What is asked: Filter the records below down to lines containing "Balance".

─── Exercise inputs

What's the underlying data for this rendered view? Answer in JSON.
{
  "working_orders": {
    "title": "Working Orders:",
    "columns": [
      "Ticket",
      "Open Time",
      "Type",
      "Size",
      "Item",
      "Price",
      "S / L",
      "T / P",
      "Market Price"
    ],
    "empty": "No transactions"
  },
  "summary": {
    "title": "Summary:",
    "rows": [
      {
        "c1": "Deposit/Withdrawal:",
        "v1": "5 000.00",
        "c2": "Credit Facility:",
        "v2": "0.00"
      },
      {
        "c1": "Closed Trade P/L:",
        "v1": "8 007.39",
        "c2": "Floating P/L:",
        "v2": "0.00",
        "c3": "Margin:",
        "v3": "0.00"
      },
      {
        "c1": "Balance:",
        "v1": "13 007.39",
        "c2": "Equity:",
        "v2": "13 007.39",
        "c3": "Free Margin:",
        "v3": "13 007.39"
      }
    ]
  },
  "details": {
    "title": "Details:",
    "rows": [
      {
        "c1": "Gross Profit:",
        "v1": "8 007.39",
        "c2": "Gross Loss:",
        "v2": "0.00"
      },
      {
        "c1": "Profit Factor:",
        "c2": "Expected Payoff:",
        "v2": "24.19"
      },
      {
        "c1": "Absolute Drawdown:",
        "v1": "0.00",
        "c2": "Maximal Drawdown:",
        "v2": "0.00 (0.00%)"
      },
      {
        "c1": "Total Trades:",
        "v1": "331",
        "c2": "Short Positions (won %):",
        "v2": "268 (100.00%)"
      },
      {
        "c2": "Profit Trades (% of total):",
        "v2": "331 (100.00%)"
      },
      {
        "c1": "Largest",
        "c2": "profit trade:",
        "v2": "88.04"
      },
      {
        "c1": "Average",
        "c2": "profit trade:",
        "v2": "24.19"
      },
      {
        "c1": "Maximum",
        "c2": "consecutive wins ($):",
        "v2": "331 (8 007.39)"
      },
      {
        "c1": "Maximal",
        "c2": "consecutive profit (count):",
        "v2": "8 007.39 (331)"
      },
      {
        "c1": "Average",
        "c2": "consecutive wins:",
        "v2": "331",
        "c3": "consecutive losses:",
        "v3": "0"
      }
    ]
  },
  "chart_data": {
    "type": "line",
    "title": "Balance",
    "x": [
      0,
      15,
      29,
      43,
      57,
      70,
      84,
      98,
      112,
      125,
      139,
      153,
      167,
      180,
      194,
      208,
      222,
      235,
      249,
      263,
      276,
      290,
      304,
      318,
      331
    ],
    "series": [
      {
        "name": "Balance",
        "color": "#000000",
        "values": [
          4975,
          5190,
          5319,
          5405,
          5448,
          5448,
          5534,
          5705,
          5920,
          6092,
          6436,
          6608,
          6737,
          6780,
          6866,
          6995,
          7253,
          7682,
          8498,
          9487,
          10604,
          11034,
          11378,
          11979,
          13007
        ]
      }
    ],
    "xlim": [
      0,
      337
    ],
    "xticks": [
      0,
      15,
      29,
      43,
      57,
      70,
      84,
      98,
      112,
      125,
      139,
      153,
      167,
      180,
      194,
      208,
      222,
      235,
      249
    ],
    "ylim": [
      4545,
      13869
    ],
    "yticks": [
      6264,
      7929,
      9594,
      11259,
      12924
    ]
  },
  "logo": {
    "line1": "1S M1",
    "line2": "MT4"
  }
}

──────
─── Exercise inputs

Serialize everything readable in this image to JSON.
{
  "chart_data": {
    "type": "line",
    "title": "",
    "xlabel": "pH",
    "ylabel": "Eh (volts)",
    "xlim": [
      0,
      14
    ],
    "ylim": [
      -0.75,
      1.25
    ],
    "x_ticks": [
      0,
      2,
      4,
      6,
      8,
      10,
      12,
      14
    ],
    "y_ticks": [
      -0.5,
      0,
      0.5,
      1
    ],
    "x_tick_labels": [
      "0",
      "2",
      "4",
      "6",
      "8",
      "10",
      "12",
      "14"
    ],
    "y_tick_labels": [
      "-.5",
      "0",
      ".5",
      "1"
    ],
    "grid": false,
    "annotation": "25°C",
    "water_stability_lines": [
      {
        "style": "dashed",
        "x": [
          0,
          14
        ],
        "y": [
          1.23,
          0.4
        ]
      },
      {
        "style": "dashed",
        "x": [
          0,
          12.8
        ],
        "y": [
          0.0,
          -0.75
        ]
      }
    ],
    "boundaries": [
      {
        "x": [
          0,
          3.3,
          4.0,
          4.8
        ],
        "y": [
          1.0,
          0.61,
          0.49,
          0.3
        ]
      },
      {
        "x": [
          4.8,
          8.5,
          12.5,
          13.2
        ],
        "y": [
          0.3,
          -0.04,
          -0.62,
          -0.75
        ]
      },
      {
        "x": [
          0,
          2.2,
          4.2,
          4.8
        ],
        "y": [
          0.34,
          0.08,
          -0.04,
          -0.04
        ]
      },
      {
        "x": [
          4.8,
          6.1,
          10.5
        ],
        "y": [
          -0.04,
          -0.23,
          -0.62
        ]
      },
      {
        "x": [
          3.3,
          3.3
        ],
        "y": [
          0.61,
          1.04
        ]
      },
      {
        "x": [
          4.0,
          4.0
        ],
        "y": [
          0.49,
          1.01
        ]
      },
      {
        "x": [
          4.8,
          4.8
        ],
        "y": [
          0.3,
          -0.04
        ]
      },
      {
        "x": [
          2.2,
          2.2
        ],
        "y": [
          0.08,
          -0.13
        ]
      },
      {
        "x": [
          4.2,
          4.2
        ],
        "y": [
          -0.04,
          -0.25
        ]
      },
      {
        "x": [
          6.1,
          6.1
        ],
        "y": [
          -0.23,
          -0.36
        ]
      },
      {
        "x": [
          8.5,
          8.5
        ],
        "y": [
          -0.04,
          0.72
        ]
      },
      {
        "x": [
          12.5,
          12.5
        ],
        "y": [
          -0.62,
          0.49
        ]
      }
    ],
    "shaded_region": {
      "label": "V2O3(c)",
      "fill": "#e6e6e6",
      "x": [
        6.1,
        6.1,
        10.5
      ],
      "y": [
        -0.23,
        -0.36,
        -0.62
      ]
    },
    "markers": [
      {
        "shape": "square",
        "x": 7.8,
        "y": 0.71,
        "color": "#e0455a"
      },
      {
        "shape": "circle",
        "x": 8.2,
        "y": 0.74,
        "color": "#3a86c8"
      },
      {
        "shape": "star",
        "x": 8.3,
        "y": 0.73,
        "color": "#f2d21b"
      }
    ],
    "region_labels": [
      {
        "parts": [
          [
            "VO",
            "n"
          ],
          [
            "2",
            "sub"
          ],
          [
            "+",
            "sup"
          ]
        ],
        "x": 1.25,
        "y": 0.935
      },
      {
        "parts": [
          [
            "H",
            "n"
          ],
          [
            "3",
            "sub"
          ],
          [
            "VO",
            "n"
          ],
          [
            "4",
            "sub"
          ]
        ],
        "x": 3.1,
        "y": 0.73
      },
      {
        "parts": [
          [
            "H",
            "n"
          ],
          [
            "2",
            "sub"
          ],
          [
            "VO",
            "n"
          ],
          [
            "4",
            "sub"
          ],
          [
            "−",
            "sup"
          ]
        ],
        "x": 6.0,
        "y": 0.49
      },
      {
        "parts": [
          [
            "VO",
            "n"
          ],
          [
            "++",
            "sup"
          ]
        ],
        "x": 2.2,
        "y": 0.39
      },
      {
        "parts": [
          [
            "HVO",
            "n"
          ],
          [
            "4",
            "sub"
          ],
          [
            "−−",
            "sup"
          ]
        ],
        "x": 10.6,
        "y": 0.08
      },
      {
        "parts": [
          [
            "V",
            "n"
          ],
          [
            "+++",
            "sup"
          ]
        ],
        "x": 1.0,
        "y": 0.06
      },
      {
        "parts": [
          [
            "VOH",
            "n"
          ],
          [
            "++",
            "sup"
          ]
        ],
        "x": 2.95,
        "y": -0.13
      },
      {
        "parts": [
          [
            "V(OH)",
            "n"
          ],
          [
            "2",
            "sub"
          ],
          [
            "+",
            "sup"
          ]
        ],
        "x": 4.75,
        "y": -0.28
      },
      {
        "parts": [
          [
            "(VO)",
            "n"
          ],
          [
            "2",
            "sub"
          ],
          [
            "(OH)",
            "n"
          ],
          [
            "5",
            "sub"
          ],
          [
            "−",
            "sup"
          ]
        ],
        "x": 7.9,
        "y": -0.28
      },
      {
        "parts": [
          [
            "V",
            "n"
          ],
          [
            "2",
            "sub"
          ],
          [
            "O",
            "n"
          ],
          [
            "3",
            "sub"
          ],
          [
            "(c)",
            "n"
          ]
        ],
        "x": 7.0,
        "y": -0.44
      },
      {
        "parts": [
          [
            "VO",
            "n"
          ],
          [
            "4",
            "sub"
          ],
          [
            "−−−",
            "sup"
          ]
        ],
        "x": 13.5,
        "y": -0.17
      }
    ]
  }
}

──────

Output of the task:
        "c1": "Balance:",
    "title": "Balance",
        "name": "Balance",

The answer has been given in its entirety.